Write only the number of lines holding the string "page".

Saved entries
_____

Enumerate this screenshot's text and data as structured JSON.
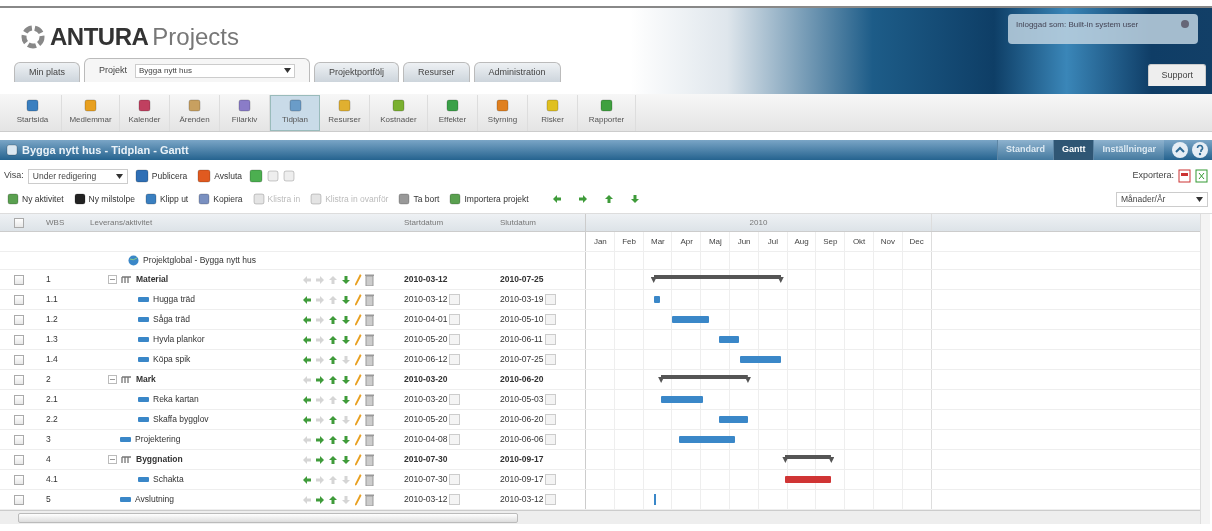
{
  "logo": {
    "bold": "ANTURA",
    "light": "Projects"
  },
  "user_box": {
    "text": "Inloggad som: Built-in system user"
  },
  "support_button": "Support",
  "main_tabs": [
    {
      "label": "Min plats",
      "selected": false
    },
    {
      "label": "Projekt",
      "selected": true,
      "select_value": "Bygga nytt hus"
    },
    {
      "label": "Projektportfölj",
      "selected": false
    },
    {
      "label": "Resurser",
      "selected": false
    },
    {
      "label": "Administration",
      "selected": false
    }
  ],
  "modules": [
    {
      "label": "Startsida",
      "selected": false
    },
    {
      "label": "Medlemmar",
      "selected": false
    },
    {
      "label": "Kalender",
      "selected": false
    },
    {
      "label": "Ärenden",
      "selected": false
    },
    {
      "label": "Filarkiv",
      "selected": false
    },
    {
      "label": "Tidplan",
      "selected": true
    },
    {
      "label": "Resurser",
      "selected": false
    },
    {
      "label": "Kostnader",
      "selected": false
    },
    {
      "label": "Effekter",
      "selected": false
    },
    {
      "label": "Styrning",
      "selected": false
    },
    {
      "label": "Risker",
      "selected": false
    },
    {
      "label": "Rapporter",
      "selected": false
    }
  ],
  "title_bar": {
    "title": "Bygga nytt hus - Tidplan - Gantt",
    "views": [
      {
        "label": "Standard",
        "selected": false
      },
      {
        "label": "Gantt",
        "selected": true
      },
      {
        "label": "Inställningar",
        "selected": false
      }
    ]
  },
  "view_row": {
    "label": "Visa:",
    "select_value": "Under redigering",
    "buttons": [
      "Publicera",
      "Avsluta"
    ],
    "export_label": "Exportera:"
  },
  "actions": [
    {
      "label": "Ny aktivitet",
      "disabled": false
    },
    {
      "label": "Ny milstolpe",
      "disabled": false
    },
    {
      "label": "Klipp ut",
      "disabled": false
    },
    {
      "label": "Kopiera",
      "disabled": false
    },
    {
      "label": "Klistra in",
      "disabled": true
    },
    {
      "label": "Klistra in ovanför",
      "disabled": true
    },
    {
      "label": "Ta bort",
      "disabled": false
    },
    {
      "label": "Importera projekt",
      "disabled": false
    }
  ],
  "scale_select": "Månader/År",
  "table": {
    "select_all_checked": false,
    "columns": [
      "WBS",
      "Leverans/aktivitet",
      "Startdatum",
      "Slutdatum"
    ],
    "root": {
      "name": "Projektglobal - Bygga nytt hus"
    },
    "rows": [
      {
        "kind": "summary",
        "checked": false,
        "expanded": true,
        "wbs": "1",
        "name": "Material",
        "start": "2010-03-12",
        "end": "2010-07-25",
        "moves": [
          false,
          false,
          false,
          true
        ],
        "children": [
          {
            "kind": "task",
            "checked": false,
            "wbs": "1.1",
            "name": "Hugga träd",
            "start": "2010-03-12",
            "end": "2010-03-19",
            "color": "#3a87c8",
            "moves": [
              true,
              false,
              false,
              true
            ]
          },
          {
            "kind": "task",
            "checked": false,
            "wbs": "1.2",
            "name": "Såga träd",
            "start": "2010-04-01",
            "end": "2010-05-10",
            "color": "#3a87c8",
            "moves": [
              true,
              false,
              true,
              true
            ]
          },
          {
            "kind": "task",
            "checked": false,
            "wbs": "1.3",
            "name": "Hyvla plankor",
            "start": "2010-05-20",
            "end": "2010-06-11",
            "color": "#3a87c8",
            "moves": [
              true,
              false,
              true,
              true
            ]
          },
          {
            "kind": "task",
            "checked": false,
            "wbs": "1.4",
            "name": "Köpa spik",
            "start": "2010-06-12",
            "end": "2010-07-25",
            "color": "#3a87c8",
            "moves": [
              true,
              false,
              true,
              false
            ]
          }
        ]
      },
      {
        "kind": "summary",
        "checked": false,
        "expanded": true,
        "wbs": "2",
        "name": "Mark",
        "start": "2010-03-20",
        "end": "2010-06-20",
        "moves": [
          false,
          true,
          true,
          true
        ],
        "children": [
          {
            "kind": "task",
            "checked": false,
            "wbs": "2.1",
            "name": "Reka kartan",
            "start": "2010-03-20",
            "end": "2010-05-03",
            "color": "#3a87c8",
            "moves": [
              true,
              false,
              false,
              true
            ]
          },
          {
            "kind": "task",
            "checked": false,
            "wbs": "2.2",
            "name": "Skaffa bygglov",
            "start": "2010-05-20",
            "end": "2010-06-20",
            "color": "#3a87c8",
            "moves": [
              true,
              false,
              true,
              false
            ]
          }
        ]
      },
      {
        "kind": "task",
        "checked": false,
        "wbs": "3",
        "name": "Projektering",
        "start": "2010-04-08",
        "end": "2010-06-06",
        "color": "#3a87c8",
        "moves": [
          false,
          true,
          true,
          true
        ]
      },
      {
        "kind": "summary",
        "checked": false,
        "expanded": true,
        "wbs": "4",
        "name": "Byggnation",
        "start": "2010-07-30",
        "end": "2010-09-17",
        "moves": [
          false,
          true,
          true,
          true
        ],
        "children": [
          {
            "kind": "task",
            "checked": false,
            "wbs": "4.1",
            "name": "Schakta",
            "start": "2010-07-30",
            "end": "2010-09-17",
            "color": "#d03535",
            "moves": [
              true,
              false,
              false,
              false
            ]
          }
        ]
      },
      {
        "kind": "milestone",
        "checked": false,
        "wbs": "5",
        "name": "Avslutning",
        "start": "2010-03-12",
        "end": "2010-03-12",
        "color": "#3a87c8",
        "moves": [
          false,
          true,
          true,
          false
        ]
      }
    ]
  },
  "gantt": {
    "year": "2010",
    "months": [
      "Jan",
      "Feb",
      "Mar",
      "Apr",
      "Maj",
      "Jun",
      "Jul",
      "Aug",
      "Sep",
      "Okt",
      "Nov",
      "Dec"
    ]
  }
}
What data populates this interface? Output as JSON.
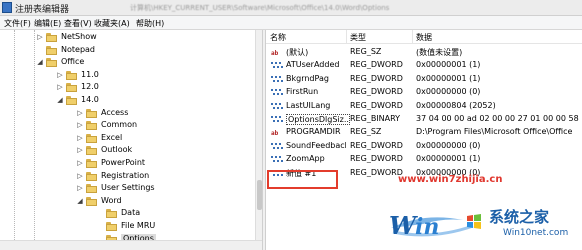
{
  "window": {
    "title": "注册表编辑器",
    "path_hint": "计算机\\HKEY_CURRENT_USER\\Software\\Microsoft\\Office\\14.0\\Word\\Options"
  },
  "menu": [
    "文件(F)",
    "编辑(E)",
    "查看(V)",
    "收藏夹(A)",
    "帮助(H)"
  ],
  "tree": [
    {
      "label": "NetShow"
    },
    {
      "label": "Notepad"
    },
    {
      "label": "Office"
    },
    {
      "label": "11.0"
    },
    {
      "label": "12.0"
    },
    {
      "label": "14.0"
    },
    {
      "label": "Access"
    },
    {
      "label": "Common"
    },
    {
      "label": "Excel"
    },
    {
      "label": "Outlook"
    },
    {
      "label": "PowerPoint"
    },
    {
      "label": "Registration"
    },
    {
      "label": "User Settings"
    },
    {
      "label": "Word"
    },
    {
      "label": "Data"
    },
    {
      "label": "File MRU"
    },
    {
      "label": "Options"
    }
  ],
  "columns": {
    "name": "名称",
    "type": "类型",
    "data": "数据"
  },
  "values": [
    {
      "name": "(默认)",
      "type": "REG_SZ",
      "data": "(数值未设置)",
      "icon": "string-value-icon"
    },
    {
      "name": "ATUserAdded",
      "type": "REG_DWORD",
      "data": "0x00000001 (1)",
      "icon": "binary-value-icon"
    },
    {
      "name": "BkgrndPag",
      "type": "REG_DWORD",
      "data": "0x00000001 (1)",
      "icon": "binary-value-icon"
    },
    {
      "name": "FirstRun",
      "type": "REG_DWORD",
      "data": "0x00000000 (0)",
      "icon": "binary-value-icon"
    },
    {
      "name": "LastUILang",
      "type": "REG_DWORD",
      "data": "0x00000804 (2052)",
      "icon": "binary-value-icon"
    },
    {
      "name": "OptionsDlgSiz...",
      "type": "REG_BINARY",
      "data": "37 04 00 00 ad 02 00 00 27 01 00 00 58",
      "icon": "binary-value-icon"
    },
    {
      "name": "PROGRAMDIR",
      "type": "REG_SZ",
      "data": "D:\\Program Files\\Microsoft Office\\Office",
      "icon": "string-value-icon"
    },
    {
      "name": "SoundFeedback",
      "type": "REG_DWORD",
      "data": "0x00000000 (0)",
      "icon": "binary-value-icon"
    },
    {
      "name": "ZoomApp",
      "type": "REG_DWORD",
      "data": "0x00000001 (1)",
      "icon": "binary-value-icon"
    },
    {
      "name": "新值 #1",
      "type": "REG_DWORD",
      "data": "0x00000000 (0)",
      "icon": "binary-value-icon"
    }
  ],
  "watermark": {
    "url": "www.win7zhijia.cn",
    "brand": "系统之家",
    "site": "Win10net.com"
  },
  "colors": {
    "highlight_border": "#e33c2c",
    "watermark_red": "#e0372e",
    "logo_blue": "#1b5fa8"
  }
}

_____

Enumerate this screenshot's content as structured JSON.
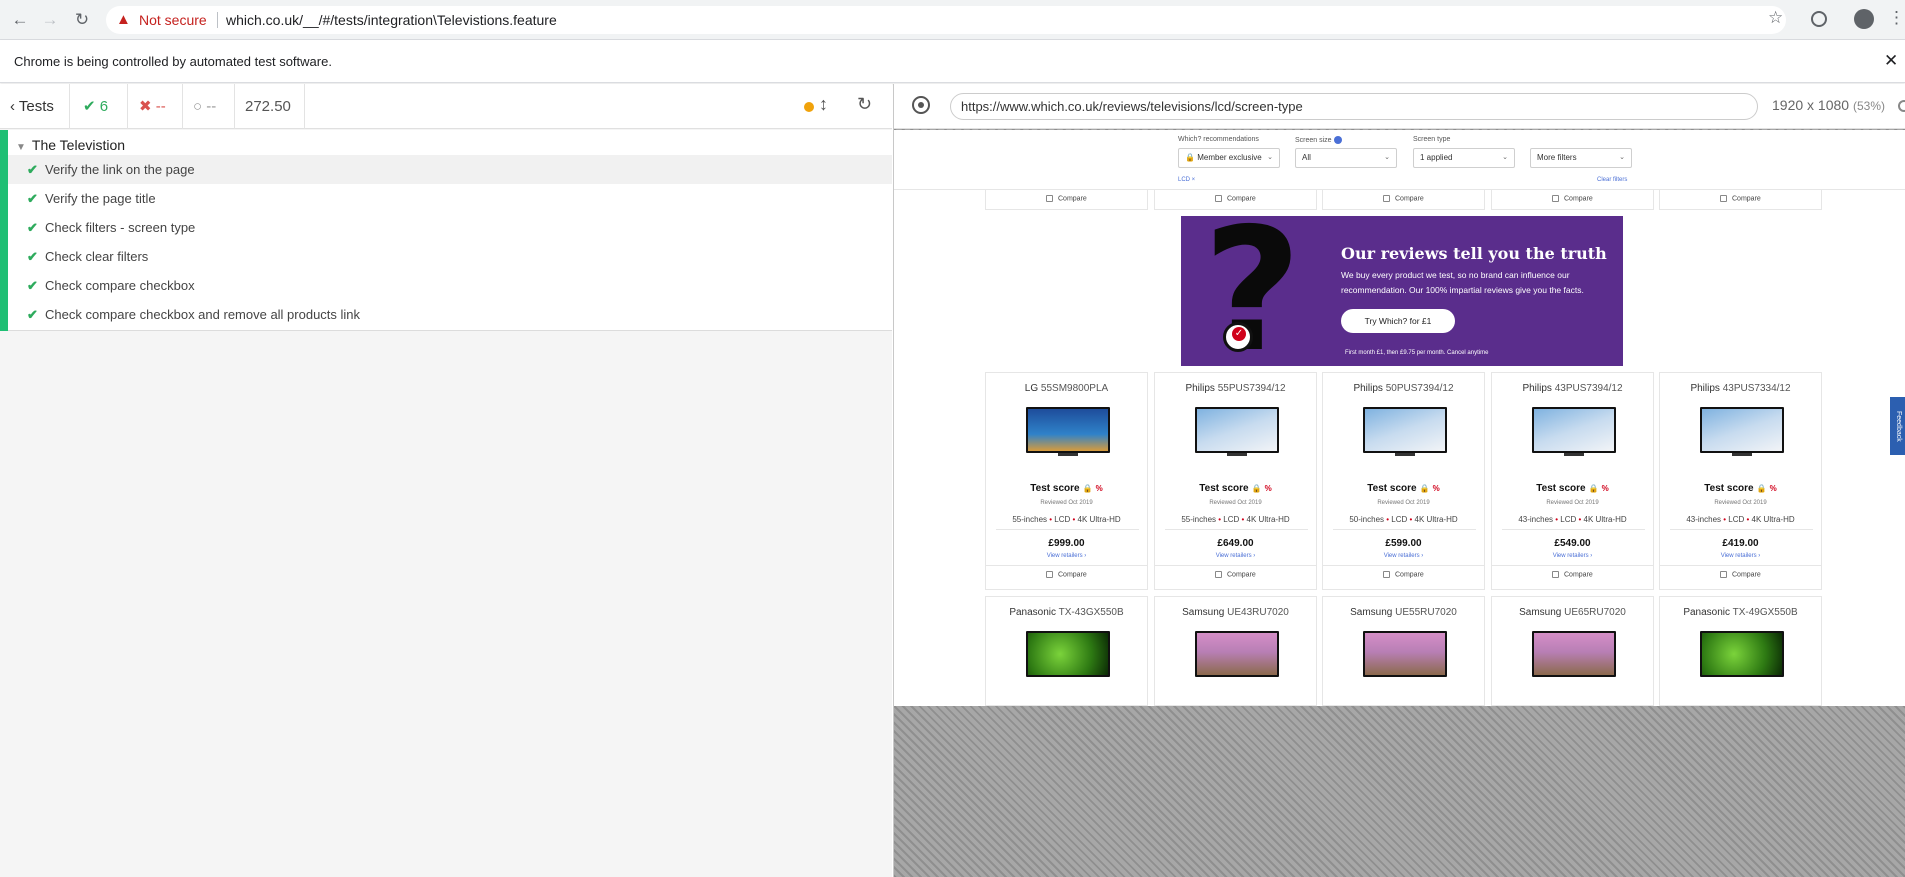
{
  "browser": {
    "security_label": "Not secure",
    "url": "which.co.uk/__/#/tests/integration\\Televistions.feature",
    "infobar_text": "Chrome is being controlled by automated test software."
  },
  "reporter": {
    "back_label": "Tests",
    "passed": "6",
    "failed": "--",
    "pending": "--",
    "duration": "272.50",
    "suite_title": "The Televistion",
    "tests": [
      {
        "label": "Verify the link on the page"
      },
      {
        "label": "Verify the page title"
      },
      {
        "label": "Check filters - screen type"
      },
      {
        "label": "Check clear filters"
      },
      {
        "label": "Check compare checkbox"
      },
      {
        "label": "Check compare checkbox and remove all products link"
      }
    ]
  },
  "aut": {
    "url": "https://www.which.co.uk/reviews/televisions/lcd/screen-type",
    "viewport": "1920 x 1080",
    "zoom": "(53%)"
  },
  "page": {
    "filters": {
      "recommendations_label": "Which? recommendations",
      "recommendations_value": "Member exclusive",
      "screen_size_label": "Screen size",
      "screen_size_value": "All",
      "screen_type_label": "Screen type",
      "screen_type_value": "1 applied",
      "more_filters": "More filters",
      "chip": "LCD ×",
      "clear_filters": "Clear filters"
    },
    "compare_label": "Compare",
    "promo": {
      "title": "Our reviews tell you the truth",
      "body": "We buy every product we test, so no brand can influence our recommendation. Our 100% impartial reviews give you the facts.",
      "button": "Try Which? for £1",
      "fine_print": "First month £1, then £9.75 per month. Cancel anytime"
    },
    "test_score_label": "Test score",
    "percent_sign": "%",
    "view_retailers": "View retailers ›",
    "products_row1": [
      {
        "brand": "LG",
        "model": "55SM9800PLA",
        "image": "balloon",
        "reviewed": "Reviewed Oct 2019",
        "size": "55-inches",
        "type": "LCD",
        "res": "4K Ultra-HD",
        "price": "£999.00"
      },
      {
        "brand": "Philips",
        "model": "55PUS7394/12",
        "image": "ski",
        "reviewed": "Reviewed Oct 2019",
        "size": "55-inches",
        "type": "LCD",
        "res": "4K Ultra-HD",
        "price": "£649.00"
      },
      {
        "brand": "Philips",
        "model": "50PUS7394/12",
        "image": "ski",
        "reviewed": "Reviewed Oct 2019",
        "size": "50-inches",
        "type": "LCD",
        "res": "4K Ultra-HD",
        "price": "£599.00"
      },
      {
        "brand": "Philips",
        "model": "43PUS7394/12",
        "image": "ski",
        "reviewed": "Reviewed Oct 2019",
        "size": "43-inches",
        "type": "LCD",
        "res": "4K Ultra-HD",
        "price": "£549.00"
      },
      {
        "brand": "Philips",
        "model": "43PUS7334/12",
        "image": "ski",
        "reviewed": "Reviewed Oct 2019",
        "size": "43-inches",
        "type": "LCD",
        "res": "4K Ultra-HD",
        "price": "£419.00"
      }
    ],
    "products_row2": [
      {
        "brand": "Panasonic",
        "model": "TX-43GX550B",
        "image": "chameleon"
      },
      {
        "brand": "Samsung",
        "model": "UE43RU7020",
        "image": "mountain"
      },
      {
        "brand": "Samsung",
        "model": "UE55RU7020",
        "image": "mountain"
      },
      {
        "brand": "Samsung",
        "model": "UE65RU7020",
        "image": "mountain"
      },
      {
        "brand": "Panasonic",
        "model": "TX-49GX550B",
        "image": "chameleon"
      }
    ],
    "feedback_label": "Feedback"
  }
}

_____

RESULT FOR THIS EXERCISE
3